[Extracts from a graphics dataset]

(begin)

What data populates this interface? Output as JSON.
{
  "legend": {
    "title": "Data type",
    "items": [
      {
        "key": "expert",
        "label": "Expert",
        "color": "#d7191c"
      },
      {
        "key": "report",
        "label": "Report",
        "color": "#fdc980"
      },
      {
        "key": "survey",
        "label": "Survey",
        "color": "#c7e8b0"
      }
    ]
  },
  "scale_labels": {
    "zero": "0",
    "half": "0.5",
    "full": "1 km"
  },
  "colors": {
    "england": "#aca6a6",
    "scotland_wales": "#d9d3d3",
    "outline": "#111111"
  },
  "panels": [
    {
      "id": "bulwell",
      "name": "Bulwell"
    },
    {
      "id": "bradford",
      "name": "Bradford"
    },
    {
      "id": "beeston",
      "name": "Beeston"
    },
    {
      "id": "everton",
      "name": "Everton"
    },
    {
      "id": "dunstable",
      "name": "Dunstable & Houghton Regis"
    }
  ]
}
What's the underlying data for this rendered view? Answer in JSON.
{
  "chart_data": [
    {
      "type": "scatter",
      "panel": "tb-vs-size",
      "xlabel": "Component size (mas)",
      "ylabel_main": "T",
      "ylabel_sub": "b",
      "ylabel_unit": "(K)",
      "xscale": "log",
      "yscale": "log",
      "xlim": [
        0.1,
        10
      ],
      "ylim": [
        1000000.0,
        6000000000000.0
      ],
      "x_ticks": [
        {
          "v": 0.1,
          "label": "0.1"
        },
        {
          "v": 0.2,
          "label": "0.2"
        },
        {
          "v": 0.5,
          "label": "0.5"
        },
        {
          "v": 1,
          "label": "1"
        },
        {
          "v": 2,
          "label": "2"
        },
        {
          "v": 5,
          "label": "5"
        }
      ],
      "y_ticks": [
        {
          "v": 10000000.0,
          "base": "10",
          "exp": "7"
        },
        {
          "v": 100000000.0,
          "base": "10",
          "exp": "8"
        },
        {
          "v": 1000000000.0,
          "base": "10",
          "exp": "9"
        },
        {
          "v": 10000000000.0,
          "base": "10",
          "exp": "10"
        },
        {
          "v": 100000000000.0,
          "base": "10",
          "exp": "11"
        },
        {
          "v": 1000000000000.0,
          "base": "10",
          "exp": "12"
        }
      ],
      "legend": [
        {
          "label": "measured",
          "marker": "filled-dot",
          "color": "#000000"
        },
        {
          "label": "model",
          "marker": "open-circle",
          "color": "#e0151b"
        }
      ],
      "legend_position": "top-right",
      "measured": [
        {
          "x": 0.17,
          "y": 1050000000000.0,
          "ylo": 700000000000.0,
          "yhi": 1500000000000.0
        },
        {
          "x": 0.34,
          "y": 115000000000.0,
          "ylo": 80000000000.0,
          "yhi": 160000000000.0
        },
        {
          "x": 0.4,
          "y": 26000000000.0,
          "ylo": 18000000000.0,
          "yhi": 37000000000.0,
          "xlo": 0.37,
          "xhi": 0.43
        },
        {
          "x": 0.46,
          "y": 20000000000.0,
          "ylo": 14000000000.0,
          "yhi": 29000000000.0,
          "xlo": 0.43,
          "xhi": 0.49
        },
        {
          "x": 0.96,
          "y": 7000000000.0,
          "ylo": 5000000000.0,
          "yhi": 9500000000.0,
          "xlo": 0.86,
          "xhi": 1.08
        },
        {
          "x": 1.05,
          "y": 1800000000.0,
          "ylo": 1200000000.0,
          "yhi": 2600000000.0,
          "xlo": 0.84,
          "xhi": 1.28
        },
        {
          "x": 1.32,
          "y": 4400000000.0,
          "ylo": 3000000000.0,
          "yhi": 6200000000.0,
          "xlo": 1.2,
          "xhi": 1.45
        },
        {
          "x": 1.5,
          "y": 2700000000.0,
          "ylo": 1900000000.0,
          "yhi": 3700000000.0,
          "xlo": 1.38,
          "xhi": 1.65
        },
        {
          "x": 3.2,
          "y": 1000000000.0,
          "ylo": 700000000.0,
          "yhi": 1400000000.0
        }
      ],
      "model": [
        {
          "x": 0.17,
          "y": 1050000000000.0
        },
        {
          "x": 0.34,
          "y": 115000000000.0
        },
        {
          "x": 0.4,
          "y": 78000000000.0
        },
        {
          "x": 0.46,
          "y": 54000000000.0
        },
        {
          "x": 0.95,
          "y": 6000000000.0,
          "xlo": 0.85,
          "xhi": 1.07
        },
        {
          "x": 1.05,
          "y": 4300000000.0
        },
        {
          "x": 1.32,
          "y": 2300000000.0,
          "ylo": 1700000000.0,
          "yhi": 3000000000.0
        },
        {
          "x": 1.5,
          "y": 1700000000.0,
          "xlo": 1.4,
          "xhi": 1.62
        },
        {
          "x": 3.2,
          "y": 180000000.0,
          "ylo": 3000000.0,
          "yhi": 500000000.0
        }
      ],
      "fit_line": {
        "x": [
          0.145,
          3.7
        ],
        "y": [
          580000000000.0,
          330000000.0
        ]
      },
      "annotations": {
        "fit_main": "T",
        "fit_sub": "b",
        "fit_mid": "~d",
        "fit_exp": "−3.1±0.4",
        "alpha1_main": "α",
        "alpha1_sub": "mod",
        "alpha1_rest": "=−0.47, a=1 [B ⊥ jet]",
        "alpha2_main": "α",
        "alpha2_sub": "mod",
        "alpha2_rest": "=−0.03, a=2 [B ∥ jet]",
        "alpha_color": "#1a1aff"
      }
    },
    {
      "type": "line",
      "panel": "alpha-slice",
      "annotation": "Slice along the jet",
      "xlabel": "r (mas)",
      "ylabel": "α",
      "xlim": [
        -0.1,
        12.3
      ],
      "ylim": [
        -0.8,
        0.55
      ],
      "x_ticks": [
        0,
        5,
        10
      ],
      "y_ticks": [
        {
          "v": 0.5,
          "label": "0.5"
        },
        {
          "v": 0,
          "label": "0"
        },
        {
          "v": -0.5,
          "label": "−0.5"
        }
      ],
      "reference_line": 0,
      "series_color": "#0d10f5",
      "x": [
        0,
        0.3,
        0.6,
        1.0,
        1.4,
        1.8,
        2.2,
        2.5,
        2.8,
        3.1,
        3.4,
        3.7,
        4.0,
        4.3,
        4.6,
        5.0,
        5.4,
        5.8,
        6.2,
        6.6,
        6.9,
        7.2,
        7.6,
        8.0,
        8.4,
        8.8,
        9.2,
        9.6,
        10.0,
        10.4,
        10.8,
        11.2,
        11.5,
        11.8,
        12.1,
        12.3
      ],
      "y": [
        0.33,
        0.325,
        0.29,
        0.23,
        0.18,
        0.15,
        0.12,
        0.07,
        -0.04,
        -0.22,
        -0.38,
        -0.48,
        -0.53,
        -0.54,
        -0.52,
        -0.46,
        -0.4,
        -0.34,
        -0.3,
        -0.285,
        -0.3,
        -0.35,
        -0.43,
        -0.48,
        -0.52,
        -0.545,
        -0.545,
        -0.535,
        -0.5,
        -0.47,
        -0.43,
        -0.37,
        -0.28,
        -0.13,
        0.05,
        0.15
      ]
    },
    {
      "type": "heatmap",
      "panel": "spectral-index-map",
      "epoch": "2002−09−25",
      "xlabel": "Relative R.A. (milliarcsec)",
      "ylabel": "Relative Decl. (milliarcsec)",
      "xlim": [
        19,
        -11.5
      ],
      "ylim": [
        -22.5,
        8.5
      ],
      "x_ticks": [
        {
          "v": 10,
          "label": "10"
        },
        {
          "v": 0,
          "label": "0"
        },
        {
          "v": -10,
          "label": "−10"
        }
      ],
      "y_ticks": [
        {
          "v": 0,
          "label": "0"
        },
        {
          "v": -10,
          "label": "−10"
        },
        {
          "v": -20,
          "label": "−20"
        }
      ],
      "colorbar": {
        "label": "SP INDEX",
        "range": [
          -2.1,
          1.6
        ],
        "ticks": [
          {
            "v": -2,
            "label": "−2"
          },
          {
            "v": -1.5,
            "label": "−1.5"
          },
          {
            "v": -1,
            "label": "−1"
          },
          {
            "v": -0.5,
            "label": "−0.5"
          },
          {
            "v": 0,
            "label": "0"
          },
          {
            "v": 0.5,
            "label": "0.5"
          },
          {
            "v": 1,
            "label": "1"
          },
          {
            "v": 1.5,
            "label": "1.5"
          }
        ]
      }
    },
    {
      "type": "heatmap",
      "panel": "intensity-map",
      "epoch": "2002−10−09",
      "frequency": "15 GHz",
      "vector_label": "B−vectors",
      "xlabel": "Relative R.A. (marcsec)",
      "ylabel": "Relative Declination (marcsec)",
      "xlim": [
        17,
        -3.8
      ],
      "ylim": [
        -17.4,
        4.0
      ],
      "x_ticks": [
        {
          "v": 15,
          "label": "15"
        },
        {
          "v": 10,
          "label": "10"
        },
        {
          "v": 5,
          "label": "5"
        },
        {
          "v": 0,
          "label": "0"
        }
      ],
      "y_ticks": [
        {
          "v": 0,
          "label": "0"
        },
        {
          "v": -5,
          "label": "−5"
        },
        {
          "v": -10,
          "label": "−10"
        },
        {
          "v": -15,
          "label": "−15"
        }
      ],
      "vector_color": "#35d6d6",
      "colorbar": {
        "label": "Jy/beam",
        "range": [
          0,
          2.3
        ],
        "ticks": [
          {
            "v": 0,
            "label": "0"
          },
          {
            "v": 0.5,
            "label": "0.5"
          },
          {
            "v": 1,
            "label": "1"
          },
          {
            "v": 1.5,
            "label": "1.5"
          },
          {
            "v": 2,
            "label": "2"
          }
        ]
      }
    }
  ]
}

(end)

Instruction -
Gather up every line from the listing above in which the word "type" occurs.

Result -
    "title": "Data type",
      "type": "scatter",
      "type": "line",
      "type": "heatmap",
      "type": "heatmap",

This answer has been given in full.